• GIVEN RECORDS
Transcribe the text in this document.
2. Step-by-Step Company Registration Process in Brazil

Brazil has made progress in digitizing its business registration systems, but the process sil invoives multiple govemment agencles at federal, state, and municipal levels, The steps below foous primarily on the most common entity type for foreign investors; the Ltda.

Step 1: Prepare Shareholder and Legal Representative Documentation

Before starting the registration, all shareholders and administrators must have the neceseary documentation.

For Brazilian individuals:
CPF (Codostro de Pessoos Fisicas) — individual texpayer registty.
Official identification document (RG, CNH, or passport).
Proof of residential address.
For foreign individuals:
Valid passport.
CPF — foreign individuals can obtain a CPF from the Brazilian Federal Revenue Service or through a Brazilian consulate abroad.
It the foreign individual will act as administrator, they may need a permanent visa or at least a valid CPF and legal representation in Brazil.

* * *

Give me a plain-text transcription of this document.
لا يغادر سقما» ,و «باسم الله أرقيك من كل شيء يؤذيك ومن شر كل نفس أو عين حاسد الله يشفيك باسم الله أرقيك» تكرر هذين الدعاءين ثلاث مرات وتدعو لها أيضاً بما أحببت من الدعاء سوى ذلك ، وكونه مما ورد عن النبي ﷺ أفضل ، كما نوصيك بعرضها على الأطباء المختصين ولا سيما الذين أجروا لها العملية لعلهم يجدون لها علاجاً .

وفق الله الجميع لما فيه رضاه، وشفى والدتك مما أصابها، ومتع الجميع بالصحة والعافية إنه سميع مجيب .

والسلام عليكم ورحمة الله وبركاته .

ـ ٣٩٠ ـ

• BRIEF
Look through the entries above and report each line where the string "individuals" occurs.

• COMPLETED TASK
For Brazilian individuals:
For foreign individuals:
CPF — foreign individuals can obtain a CPF from the Brazilian Federal Revenue Service or through a Brazilian consulate abroad.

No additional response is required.